→ **PROBLEM TO WORK ON**
Each line containing the word "godzin" should be found and copied.
——————————
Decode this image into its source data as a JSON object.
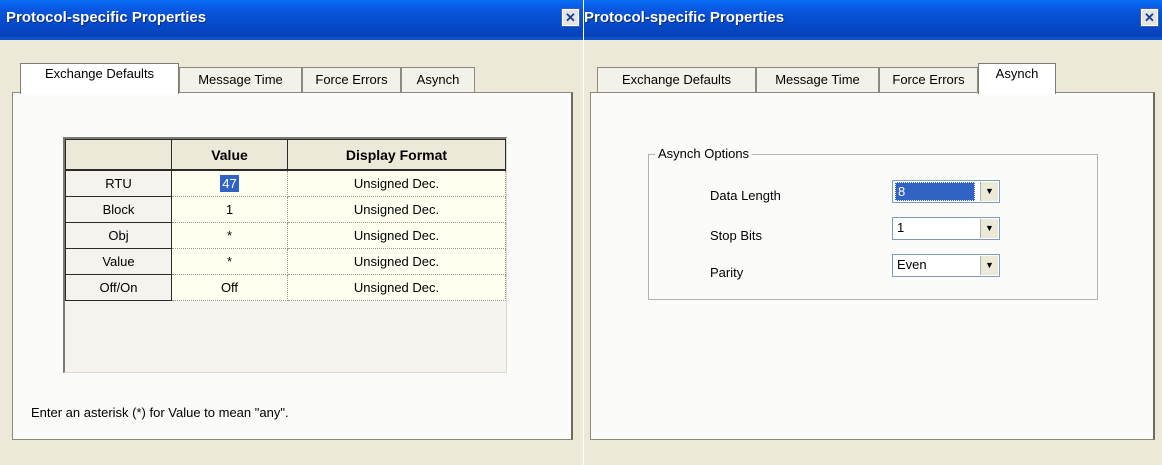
{
  "left_window": {
    "title": "Protocol-specific Properties",
    "close_glyph": "✕",
    "tabs": [
      {
        "label": "Exchange Defaults",
        "active": true
      },
      {
        "label": "Message Time",
        "active": false
      },
      {
        "label": "Force Errors",
        "active": false
      },
      {
        "label": "Asynch",
        "active": false
      }
    ],
    "grid": {
      "headers": [
        "",
        "Value",
        "Display Format"
      ],
      "rows": [
        {
          "name": "RTU",
          "value": "47",
          "format": "Unsigned Dec."
        },
        {
          "name": "Block",
          "value": "1",
          "format": "Unsigned Dec."
        },
        {
          "name": "Obj",
          "value": "*",
          "format": "Unsigned Dec."
        },
        {
          "name": "Value",
          "value": "*",
          "format": "Unsigned Dec."
        },
        {
          "name": "Off/On",
          "value": "Off",
          "format": "Unsigned Dec."
        }
      ]
    },
    "hint": "Enter an asterisk (*) for Value to mean \"any\"."
  },
  "right_window": {
    "title": "Protocol-specific Properties",
    "close_glyph": "✕",
    "tabs": [
      {
        "label": "Exchange Defaults",
        "active": false
      },
      {
        "label": "Message Time",
        "active": false
      },
      {
        "label": "Force Errors",
        "active": false
      },
      {
        "label": "Asynch",
        "active": true
      }
    ],
    "asynch_options": {
      "group_label": "Asynch Options",
      "data_length": {
        "label": "Data Length",
        "value": "8"
      },
      "stop_bits": {
        "label": "Stop Bits",
        "value": "1"
      },
      "parity": {
        "label": "Parity",
        "value": "Even"
      }
    }
  },
  "icons": {
    "dropdown": "dropdown-arrow-icon",
    "close": "close-icon"
  },
  "colors": {
    "titlebar": "#0855dd",
    "selection": "#3163c5",
    "window_bg": "#ece9d8"
  }
}
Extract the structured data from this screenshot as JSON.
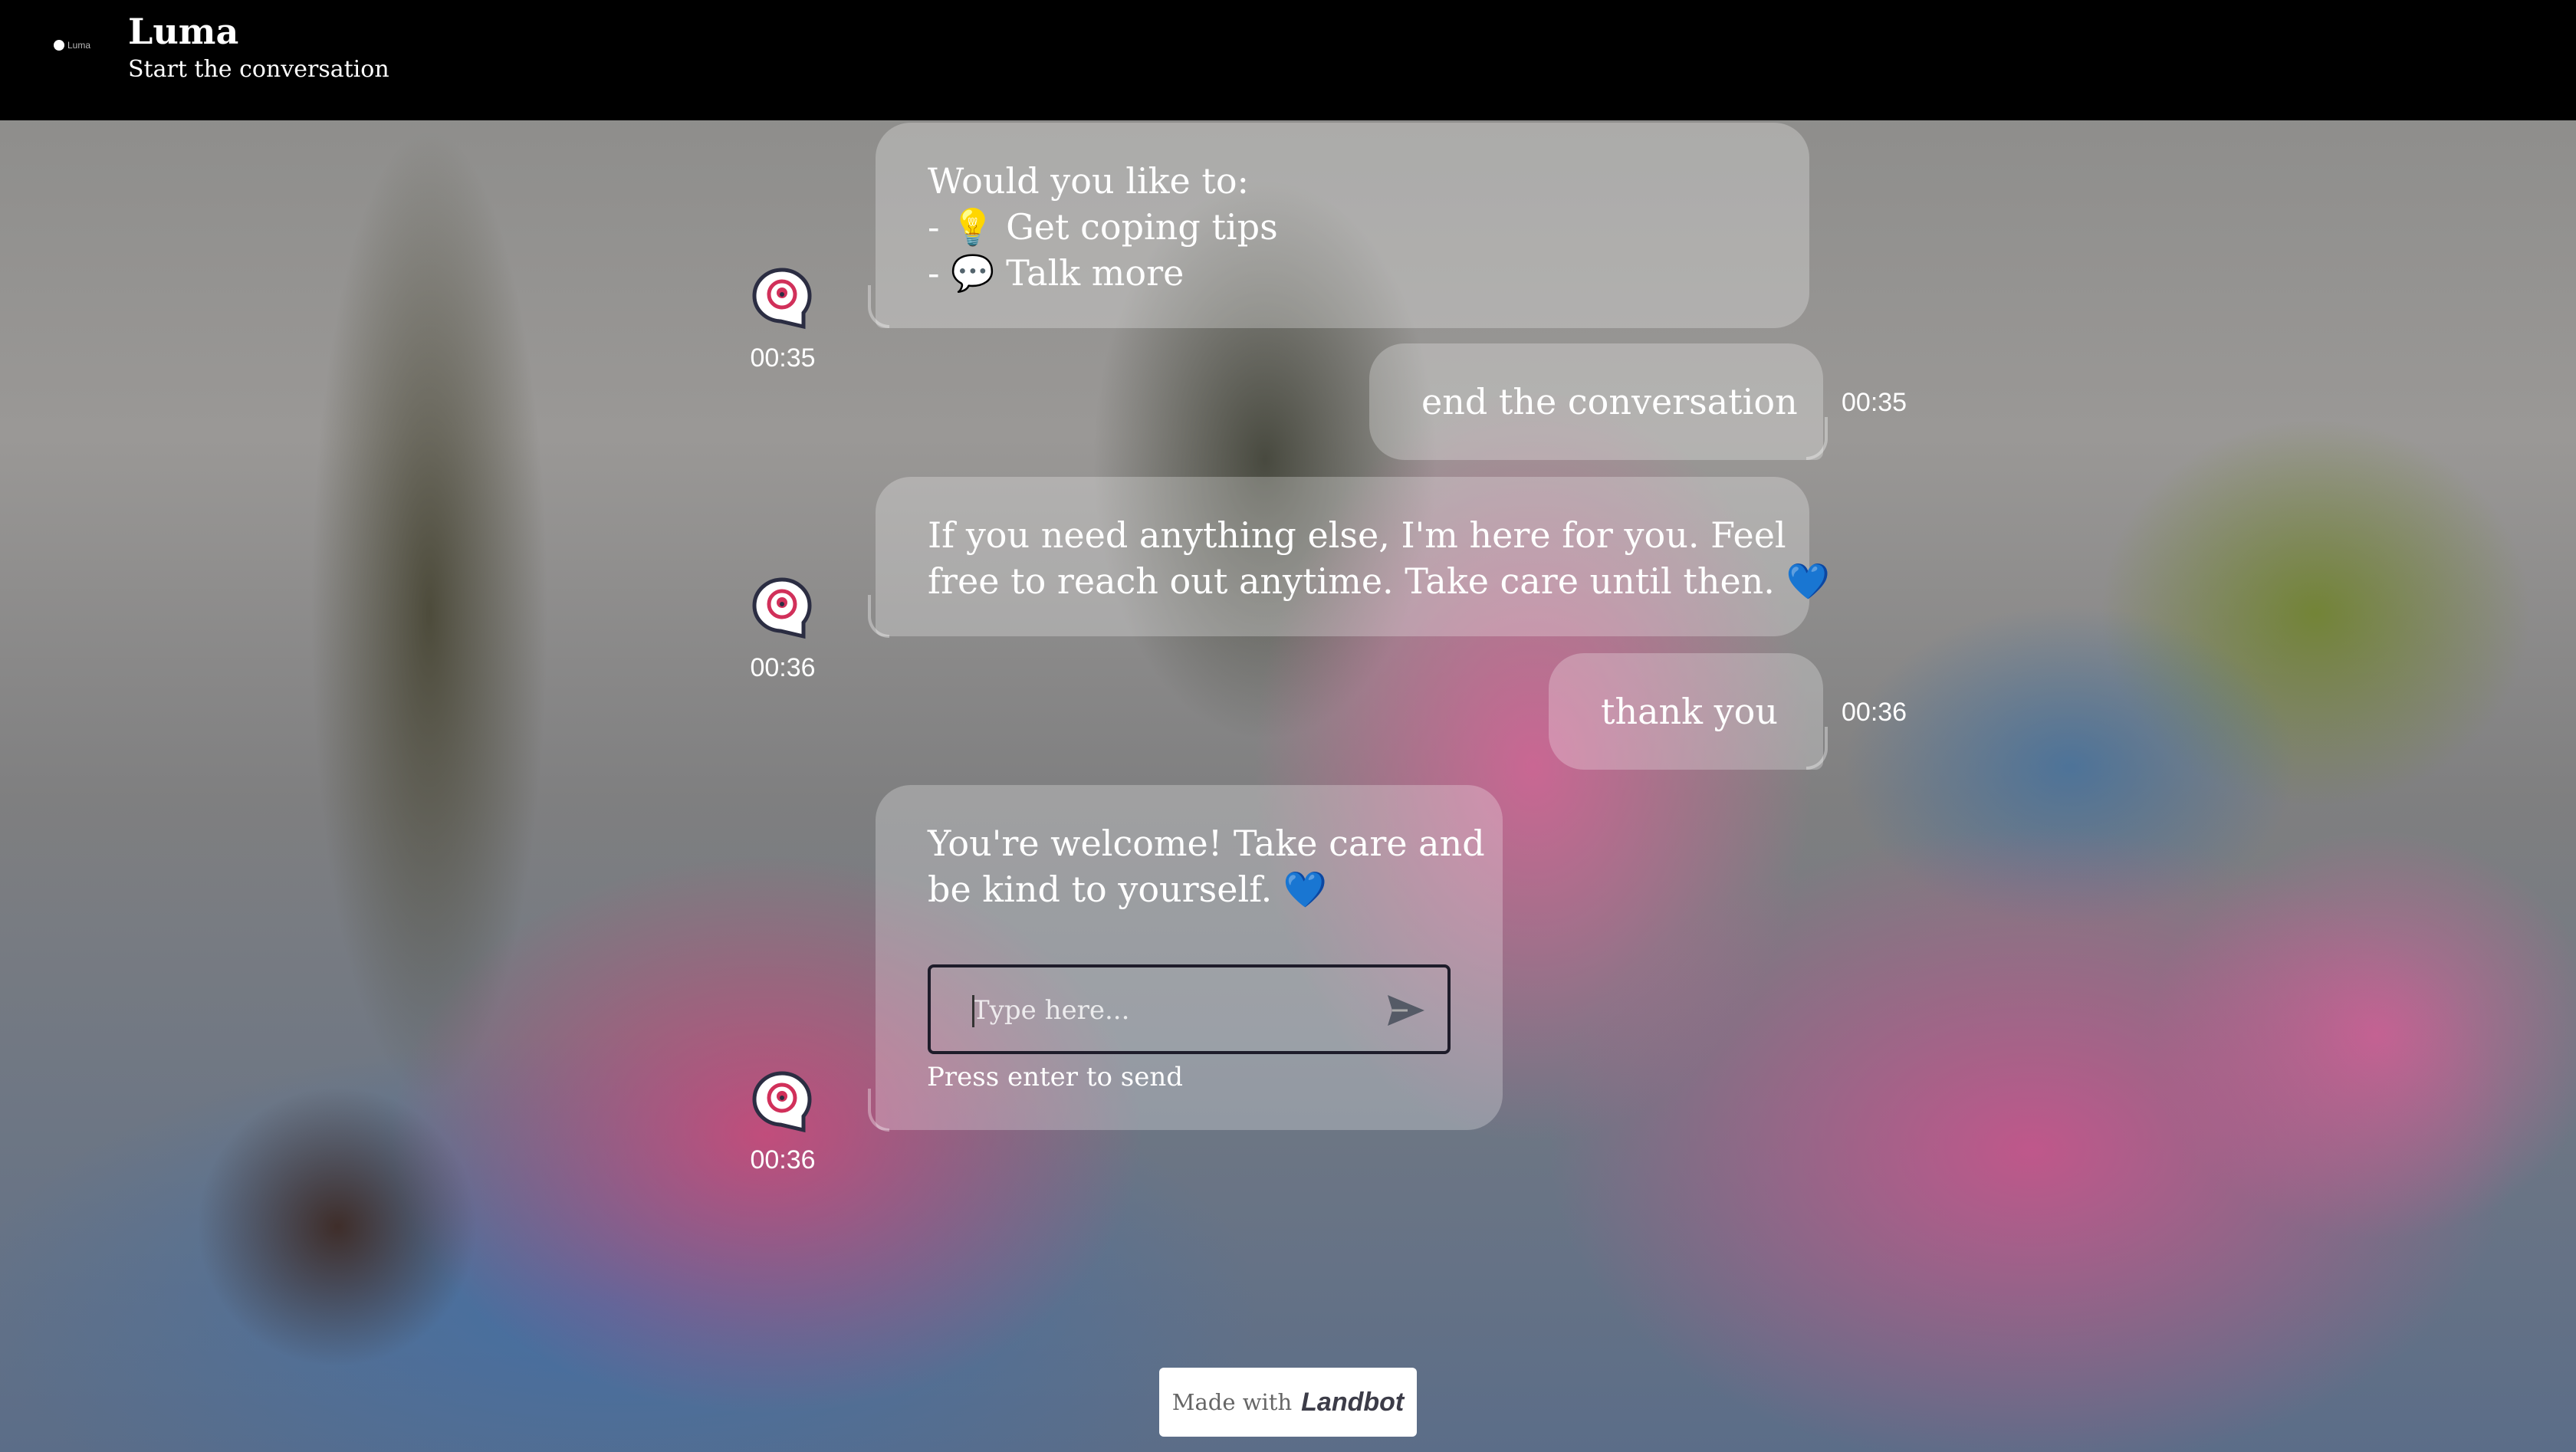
{
  "header": {
    "logo_text": "Luma",
    "title": "Luma",
    "subtitle": "Start the conversation"
  },
  "messages": [
    {
      "sender": "bot",
      "lines": [
        "Would you like to:",
        "- 💡 Get coping tips",
        "- 💬 Talk more"
      ],
      "time": "00:35"
    },
    {
      "sender": "user",
      "lines": [
        "end the conversation"
      ],
      "time": "00:35"
    },
    {
      "sender": "bot",
      "lines": [
        "If you need anything else, I'm here for you. Feel",
        "free to reach out anytime. Take care until then. 💙"
      ],
      "time": "00:36"
    },
    {
      "sender": "user",
      "lines": [
        "thank you"
      ],
      "time": "00:36"
    },
    {
      "sender": "bot",
      "lines": [
        "You're welcome! Take care and",
        "be kind to yourself. 💙"
      ],
      "time": "00:36"
    }
  ],
  "composer": {
    "placeholder": "Type here...",
    "hint": "Press enter to send"
  },
  "footer": {
    "made_with": "Made with",
    "brand": "Landbot"
  },
  "colors": {
    "header_bg": "#000000",
    "bubble_bg": "rgba(255,255,255,0.26)",
    "text": "#ffffff",
    "avatar_accent": "#d1305a",
    "avatar_outline": "#2b2d42"
  },
  "icons": {
    "avatar": "speech-bubble-eye-icon",
    "send": "send-arrow-icon"
  }
}
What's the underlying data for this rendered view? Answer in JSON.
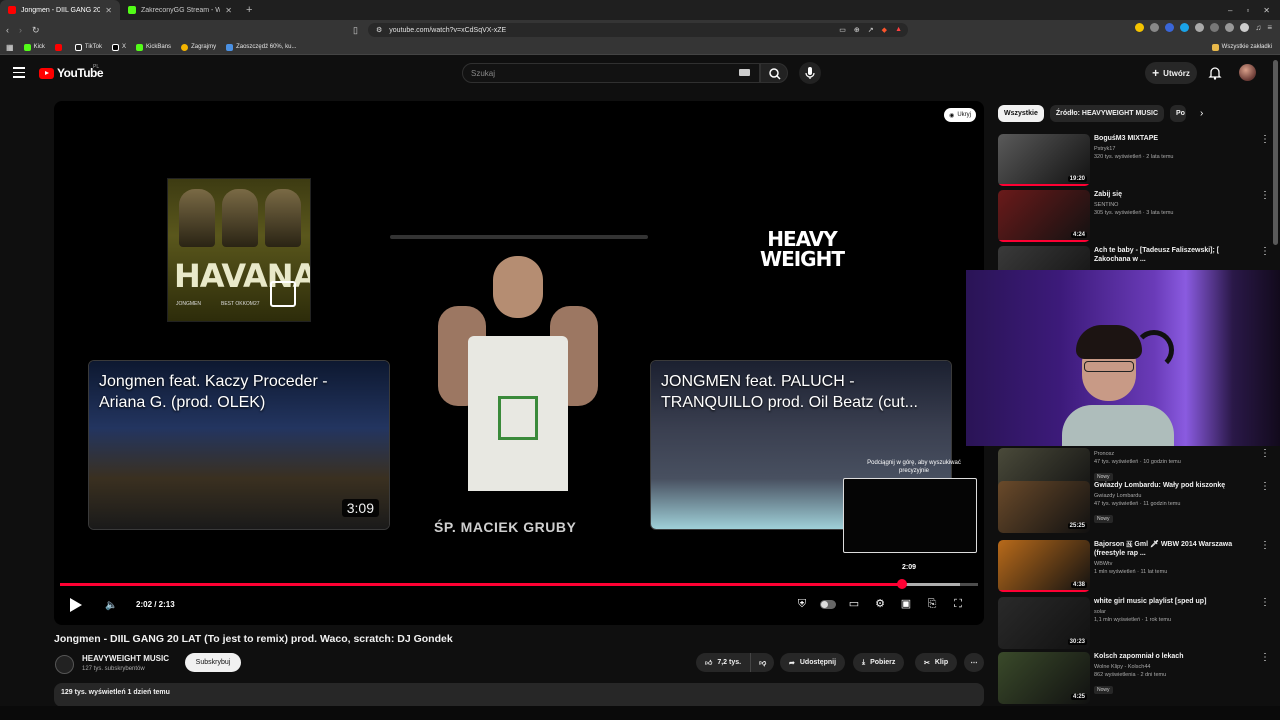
{
  "browser": {
    "tabs": [
      {
        "title": "Jongmen - DIIL GANG 20 LAT (T...",
        "active": true,
        "fav_color": "#ff0000"
      },
      {
        "title": "ZakreconyGG Stream - Watch Live o...",
        "active": false,
        "fav_color": "#53fc18"
      }
    ],
    "url": "youtube.com/watch?v=xCdSqVX-xZE",
    "bookmarks": [
      {
        "label": "Kick",
        "color": "#53fc18"
      },
      {
        "label": "",
        "color": "#ff0000"
      },
      {
        "label": "TikTok",
        "color": "#ffffff"
      },
      {
        "label": "X",
        "color": "#ffffff"
      },
      {
        "label": "KickBans",
        "color": "#53fc18"
      },
      {
        "label": "Zagrajmy",
        "color": "#f4b400"
      },
      {
        "label": "Zaoszczędź 60%, ku...",
        "color": "#4a90e2"
      }
    ],
    "all_bookmarks": "Wszystkie zakładki"
  },
  "youtube": {
    "logo": "YouTube",
    "country": "PL",
    "search_placeholder": "Szukaj",
    "create_label": "Utwórz"
  },
  "player": {
    "hide_label": "Ukryj",
    "cover": {
      "title": "HAVANA",
      "artist": "JONGMEN",
      "subtitle": "BEST OKKOM27"
    },
    "memorial": "ŚP. MACIEK GRUBY",
    "brand_logo": [
      "HEAVY",
      "WEIGHT"
    ],
    "endcards": [
      {
        "title": "Jongmen feat. Kaczy Proceder - Ariana G. (prod. OLEK)",
        "duration": "3:09"
      },
      {
        "title": "JONGMEN feat. PALUCH - TRANQUILLO prod. Oil Beatz (cut...",
        "duration": ""
      }
    ],
    "pip_hint": "Podciągnij w górę, aby wyszukiwać precyzyjnie",
    "pip_time": "2:09",
    "time_display": "2:02 / 2:13",
    "progress": {
      "played_fraction": 0.917,
      "loaded_fraction": 0.98
    }
  },
  "video": {
    "title": "Jongmen - DIIL GANG 20 LAT (To jest to remix) prod. Waco, scratch: DJ Gondek",
    "channel": "HEAVYWEIGHT MUSIC",
    "subscribers": "127 tys. subskrybentów",
    "subscribe_label": "Subskrybuj",
    "likes": "7,2 tys.",
    "share_label": "Udostępnij",
    "download_label": "Pobierz",
    "clip_label": "Klip",
    "stats": "129 tys. wyświetleń  1 dzień temu"
  },
  "sidebar": {
    "chips": [
      {
        "label": "Wszystkie",
        "active": true
      },
      {
        "label": "Źródło: HEAVYWEIGHT MUSIC",
        "active": false
      },
      {
        "label": "Po",
        "active": false
      }
    ],
    "items": [
      {
        "title": "BoguśM3 MIXTAPE",
        "channel": "Pstryk17",
        "meta": "320 tys. wyświetleń · 2 lata temu",
        "duration": "19:20",
        "badge": "",
        "progress": 1.0,
        "thumb": "#5a5a5a"
      },
      {
        "title": "Zabij się",
        "channel": "SENTINO",
        "meta": "305 tys. wyświetleń · 3 lata temu",
        "duration": "4:24",
        "badge": "",
        "progress": 1.0,
        "thumb": "#6a1a1a"
      },
      {
        "title": "Ach te baby - [Tadeusz Faliszewski]; [ Zakochana w ...",
        "channel": "",
        "meta": "",
        "duration": "",
        "badge": "",
        "progress": 0,
        "thumb": "#3a3a3a"
      },
      {
        "title": "",
        "channel": "Pronosz",
        "meta": "47 tys. wyświetleń · 10 godzin temu",
        "duration": "21:13",
        "badge": "Nowy",
        "progress": 0,
        "thumb": "#4a4a3a"
      },
      {
        "title": "Gwiazdy Lombardu: Wały pod kiszonkę",
        "channel": "Gwiazdy Lombardu",
        "meta": "47 tys. wyświetleń · 11 godzin temu",
        "duration": "25:25",
        "badge": "Nowy",
        "progress": 0,
        "thumb": "#6a4a2a"
      },
      {
        "title": "Bajorson 🇳 Gml 🗡 WBW 2014 Warszawa (freestyle rap ...",
        "channel": "WBWtv",
        "meta": "1 mln wyświetleń · 11 lat temu",
        "duration": "4:38",
        "badge": "",
        "progress": 1.0,
        "thumb": "#b86a1a"
      },
      {
        "title": "white girl music playlist [sped up]",
        "channel": "solar",
        "meta": "1,1 mln wyświetleń · 1 rok temu",
        "duration": "30:23",
        "badge": "",
        "progress": 0,
        "thumb": "#2a2a2a"
      },
      {
        "title": "Kolsch zapomniał o lekach",
        "channel": "Wolne Klipy - Kolsch44",
        "meta": "862 wyświetlenia · 2 dni temu",
        "duration": "4:25",
        "badge": "Nowy",
        "progress": 0,
        "thumb": "#3a4a2a"
      }
    ]
  },
  "colors": {
    "accent": "#ff0033",
    "background": "#0f0f0f",
    "webcam_light": "#8a5be0"
  }
}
——————————
→ **RESULT**
        "meta": "47 tys. wyświetleń · 10 godzin temu",
        "meta": "47 tys. wyświetleń · 11 godzin temu",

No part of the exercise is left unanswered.